* _EXERCISE GOAL_
Make an exact copy of all the material below, apart from the pictures.

* _SOURCE RECORDS_
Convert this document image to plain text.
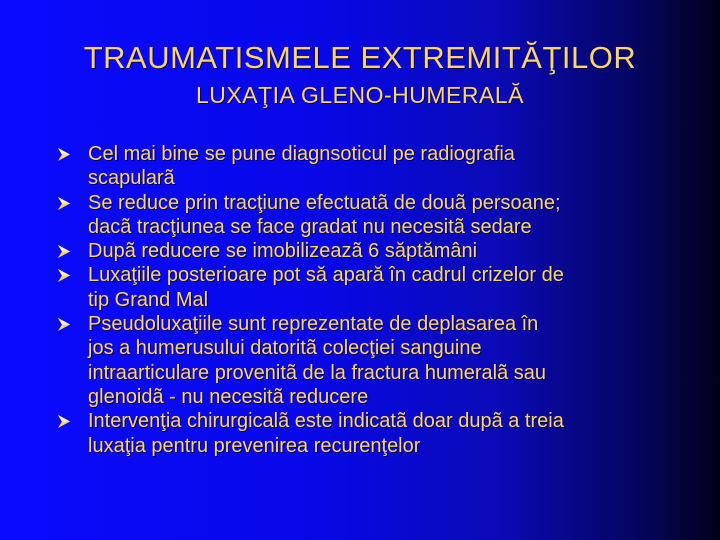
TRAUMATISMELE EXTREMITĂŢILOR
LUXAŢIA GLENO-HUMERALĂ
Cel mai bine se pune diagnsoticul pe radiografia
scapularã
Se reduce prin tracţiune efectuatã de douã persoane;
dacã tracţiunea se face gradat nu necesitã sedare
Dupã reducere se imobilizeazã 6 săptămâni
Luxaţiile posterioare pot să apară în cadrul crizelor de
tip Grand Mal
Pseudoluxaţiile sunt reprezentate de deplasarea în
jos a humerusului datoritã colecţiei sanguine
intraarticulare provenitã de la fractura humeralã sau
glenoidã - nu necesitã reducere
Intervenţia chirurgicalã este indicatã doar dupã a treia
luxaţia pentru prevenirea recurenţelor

* _OUTPUT BELOW_
Convert this document image to plain text.
TRAUMATISMELE EXTREMITĂŢILOR
LUXAŢIA GLENO-HUMERALĂ
Cel mai bine se pune diagnsoticul pe radiografia
scapularã
Se reduce prin tracţiune efectuatã de douã persoane;
dacã tracţiunea se face gradat nu necesitã sedare
Dupã reducere se imobilizeazã 6 săptămâni
Luxaţiile posterioare pot să apară în cadrul crizelor de
tip Grand Mal
Pseudoluxaţiile sunt reprezentate de deplasarea în
jos a humerusului datoritã colecţiei sanguine
intraarticulare provenitã de la fractura humeralã sau
glenoidã - nu necesitã reducere
Intervenţia chirurgicalã este indicatã doar dupã a treia
luxaţia pentru prevenirea recurenţelor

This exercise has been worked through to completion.